Filter the data below for the string "пятно" and copy each matching line.

== WORKING DATA ==

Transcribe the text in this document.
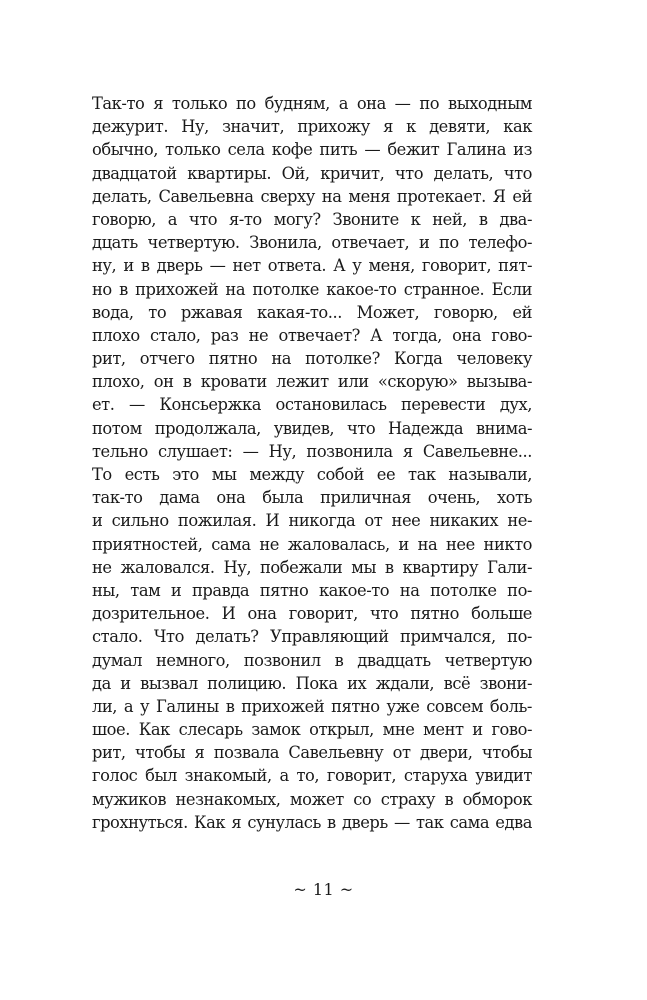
Так-то я только по будням, а она — по выходным
дежурит. Ну, значит, прихожу я к девяти, как
обычно, только села кофе пить — бежит Галина из
двадцатой квартиры. Ой, кричит, что делать, что
делать, Савельевна сверху на меня протекает. Я ей
говорю, а что я-то могу? Звоните к ней, в два-
дцать четвертую. Звонила, отвечает, и по телефо-
ну, и в дверь — нет ответа. А у меня, говорит, пят-
но в прихожей на потолке какое-то странное. Если
вода, то ржавая какая-то... Может, говорю, ей
плохо стало, раз не отвечает? А тогда, она гово-
рит, отчего пятно на потолке? Когда человеку
плохо, он в кровати лежит или «скорую» вызыва-
ет. — Консьержка остановилась перевести дух,
потом продолжала, увидев, что Надежда внима-
тельно слушает: — Ну, позвонила я Савельевне...
То есть это мы между собой ее так называли,
так-то дама она была приличная очень, хоть
и сильно пожилая. И никогда от нее никаких не-
приятностей, сама не жаловалась, и на нее никто
не жаловался. Ну, побежали мы в квартиру Гали-
ны, там и правда пятно какое-то на потолке по-
дозрительное. И она говорит, что пятно больше
стало. Что делать? Управляющий примчался, по-
думал немного, позвонил в двадцать четвертую
да и вызвал полицию. Пока их ждали, всё звони-
ли, а у Галины в прихожей пятно уже совсем боль-
шое. Как слесарь замок открыл, мне мент и гово-
рит, чтобы я позвала Савельевну от двери, чтобы
голос был знакомый, а то, говорит, старуха увидит
мужиков незнакомых, может со страху в обморок
грохнуться. Как я сунулась в дверь — так сама едва
~ 11 ~
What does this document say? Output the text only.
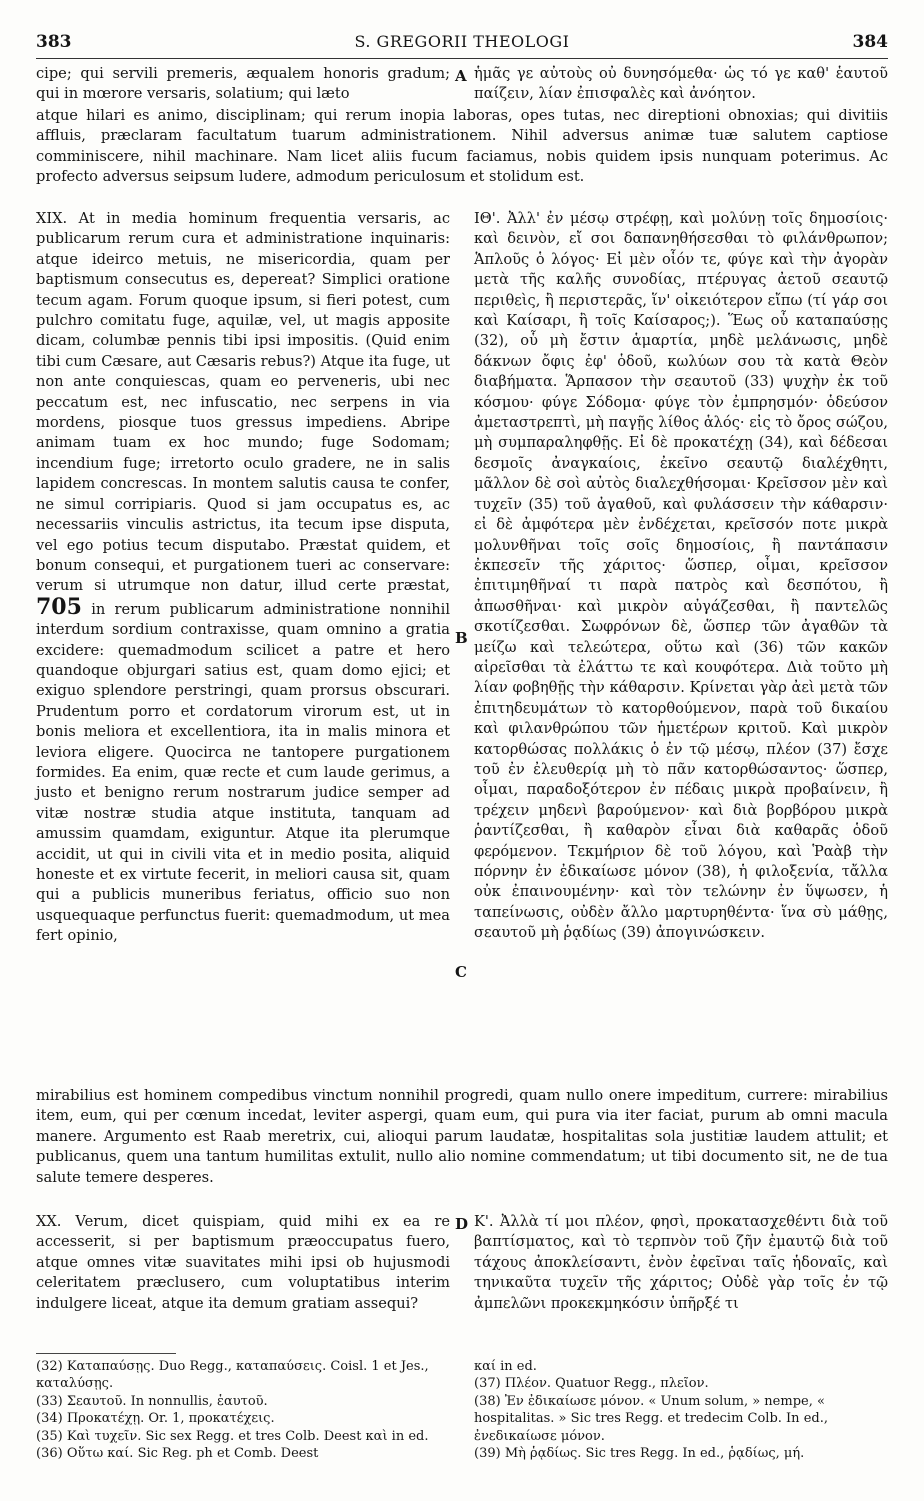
383	S. GREGORII THEOLOGI	384
cipe; qui servili premeris, æqualem honoris gradum; qui in mœrore versaris, solatium; qui læto
A ἡμᾶς γε αὐτοὺς οὐ δυνησόμεθα· ὡς τό γε καθ' ἑαυτοῦ παίζειν, λίαν ἐπισφαλὲς καὶ ἀνόητον.
atque hilari es animo, disciplinam; qui rerum inopia laboras, opes tutas, nec direptioni obnoxias; qui divitiis affluis, præclaram facultatum tuarum administrationem. Nihil adversus animæ tuæ salutem captiose comminiscere, nihil machinare. Nam licet aliis fucum faciamus, nobis quidem ipsis nunquam poterimus. Ac profecto adversus seipsum ludere, admodum periculosum et stolidum est.
XIX. At in media hominum frequentia versaris, ac publicarum rerum cura et administratione inquinaris: atque ideirco metuis, ne misericordia, quam per baptismum consecutus es, depereat? Simplici oratione tecum agam. Forum quoque ipsum, si fieri potest, cum pulchro comitatu fuge, aquilæ, vel, ut magis apposite dicam, columbæ pennis tibi ipsi impositis. (Quid enim tibi cum Cæsare, aut Cæsaris rebus?) Atque ita fuge, ut non ante conquiescas, quam eo perveneris, ubi nec peccatum est, nec infuscatio, nec serpens in via mordens, piosque tuos gressus impediens. Abripe animam tuam ex hoc mundo; fuge Sodomam; incendium fuge; irretorto oculo gradere, ne in salis lapidem concrescas. In montem salutis causa te confer, ne simul corripiaris. Quod si jam occupatus es, ac necessariis vinculis astrictus, ita tecum ipse disputa, vel ego potius tecum disputabo. Præstat quidem, et bonum consequi, et purgationem tueri ac conservare: verum si utrumque non datur, illud certe præstat, 705 in rerum publicarum administratione nonnihil interdum sordium contraxisse, quam omnino a gratia excidere: quemadmodum scilicet a patre et hero quandoque objurgari satius est, quam domo ejici; et exiguo splendore perstringi, quam prorsus obscurari. Prudentum porro et cordatorum virorum est, ut in bonis meliora et excellentiora, ita in malis minora et leviora eligere. Quocirca ne tantopere purgationem formides. Ea enim, quæ recte et cum laude gerimus, a justo et benigno rerum nostrarum judice semper ad vitæ nostræ studia atque instituta, tanquam ad amussim quamdam, exiguntur. Atque ita plerumque accidit, ut qui in civili vita et in medio posita, aliquid honeste et ex virtute fecerit, in meliori causa sit, quam qui a publicis muneribus feriatus, officio suo non usquequaque perfunctus fuerit: quemadmodum, ut mea fert opinio,
B
C
ΙΘ'. Ἀλλ' ἐν μέσῳ στρέφῃ, καὶ μολύνῃ τοῖς δημοσίοις· καὶ δεινὸν, εἴ σοι δαπανηθήσεσθαι τὸ φιλάνθρωπον; Ἁπλοῦς ὁ λόγος· Εἰ μὲν οἷόν τε, φύγε καὶ τὴν ἀγορὰν μετὰ τῆς καλῆς συνοδίας, πτέρυγας ἀετοῦ σεαυτῷ περιθεὶς, ἢ περιστερᾶς, ἵν' οἰκειότερον εἴπω (τί γάρ σοι καὶ Καίσαρι, ἢ τοῖς Καίσαρος;). Ἕως οὗ καταπαύσῃς (32), οὗ μὴ ἔστιν ἁμαρτία, μηδὲ μελάνωσις, μηδὲ δάκνων ὄφις ἐφ' ὁδοῦ, κωλύων σου τὰ κατὰ Θεὸν διαβήματα. Ἅρπασον τὴν σεαυτοῦ (33) ψυχὴν ἐκ τοῦ κόσμου· φύγε Σόδομα· φύγε τὸν ἐμπρησμόν· ὁδεύσον ἀμεταστρεπτὶ, μὴ παγῇς λίθος ἁλός· εἰς τὸ ὄρος σώζου, μὴ συμπαραληφθῇς. Εἰ δὲ προκατέχῃ (34), καὶ δέδεσαι δεσμοῖς ἀναγκαίοις, ἐκεῖνο σεαυτῷ διαλέχθητι, μᾶλλον δὲ σοὶ αὐτὸς διαλεχθήσομαι· Κρεῖσσον μὲν καὶ τυχεῖν (35) τοῦ ἀγαθοῦ, καὶ φυλάσσειν τὴν κάθαρσιν· εἰ δὲ ἀμφότερα μὲν ἐνδέχεται, κρεῖσσόν ποτε μικρὰ μολυνθῆναι τοῖς σοῖς δημοσίοις, ἢ παντάπασιν ἐκπεσεῖν τῆς χάριτος· ὥσπερ, οἶμαι, κρεῖσσον ἐπιτιμηθῆναί τι παρὰ πατρὸς καὶ δεσπότου, ἢ ἀπωσθῆναι· καὶ μικρὸν αὐγάζεσθαι, ἢ παντελῶς σκοτίζεσθαι. Σωφρόνων δὲ, ὥσπερ τῶν ἀγαθῶν τὰ μείζω καὶ τελεώτερα, οὕτω καὶ (36) τῶν κακῶν αἱρεῖσθαι τὰ ἐλάττω τε καὶ κουφότερα. Διὰ τοῦτο μὴ λίαν φοβηθῇς τὴν κάθαρσιν. Κρίνεται γὰρ ἀεὶ μετὰ τῶν ἐπιτηδευμάτων τὸ κατορθούμενον, παρὰ τοῦ δικαίου καὶ φιλανθρώπου τῶν ἡμετέρων κριτοῦ. Καὶ μικρὸν κατορθώσας πολλάκις ὁ ἐν τῷ μέσῳ, πλέον (37) ἔσχε τοῦ ἐν ἐλευθερίᾳ μὴ τὸ πᾶν κατορθώσαντος· ὥσπερ, οἶμαι, παραδοξότερον ἐν πέδαις μικρὰ προβαίνειν, ἢ τρέχειν μηδενὶ βαρούμενον· καὶ διὰ βορβόρου μικρὰ ῥαντίζεσθαι, ἢ καθαρὸν εἶναι διὰ καθαρᾶς ὁδοῦ φερόμενον. Τεκμήριον δὲ τοῦ λόγου, καὶ Ῥαὰβ τὴν πόρνην ἐν ἐδικαίωσε μόνον (38), ἡ φιλοξενία, τἄλλα οὐκ ἐπαινουμένην· καὶ τὸν τελώνην ἐν ὕψωσεν, ἡ ταπείνωσις, οὐδὲν ἄλλο μαρτυρηθέντα· ἵνα σὺ μάθῃς, σεαυτοῦ μὴ ῥᾳδίως (39) ἀπογινώσκειν.
mirabilius est hominem compedibus vinctum nonnihil progredi, quam nullo onere impeditum, currere: mirabilius item, eum, qui per cœnum incedat, leviter aspergi, quam eum, qui pura via iter faciat, purum ab omni macula manere. Argumento est Raab meretrix, cui, alioqui parum laudatæ, hospitalitas sola justitiæ laudem attulit; et publicanus, quem una tantum humilitas extulit, nullo alio nomine commendatum; ut tibi documento sit, ne de tua salute temere desperes.
XX. Verum, dicet quispiam, quid mihi ex ea re accesserit, si per baptismum præoccupatus fuero, atque omnes vitæ suavitates mihi ipsi ob hujusmodi celeritatem præclusero, cum voluptatibus interim indulgere liceat, atque ita demum gratiam assequi?
D Κ'. Ἀλλὰ τί μοι πλέον, φησὶ, προκατασχεθέντι διὰ τοῦ βαπτίσματος, καὶ τὸ τερπνὸν τοῦ ζῆν ἐμαυτῷ διὰ τοῦ τάχους ἀποκλείσαντι, ἐνὸν ἐφεῖναι ταῖς ἡδοναῖς, καὶ τηνικαῦτα τυχεῖν τῆς χάριτος; Οὐδὲ γὰρ τοῖς ἐν τῷ ἀμπελῶνι προκεκμηκόσιν ὑπῆρξέ τι
(32) Καταπαύσῃς. Duo Regg., καταπαύσεις. Coisl. 1 et Jes., καταλύσῃς.
(33) Σεαυτοῦ. In nonnullis, ἑαυτοῦ.
(34) Προκατέχῃ. Or. 1, προκατέχεις.
(35) Καὶ τυχεῖν. Sic sex Regg. et tres Colb. Deest καὶ in ed.
(36) Οὕτω καί. Sic Reg. ph et Comb. Deest
καί in ed.
(37) Πλέον. Quatuor Regg., πλεῖον.
(38) Ἐν ἐδικαίωσε μόνον. « Unum solum, » nempe, « hospitalitas. » Sic tres Regg. et tredecim Colb. In ed., ἐνεδικαίωσε μόνον.
(39) Μὴ ῥᾳδίως. Sic tres Regg. In ed., ῥᾳδίως, μή.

===

• TASK SOLUTION
рит, отчего пятно на потолке? Когда человеку
ны, там и правда пятно какое-то на потолке по-
дозрительное. И она говорит, что пятно больше
ли, а у Галины в прихожей пятно уже совсем боль-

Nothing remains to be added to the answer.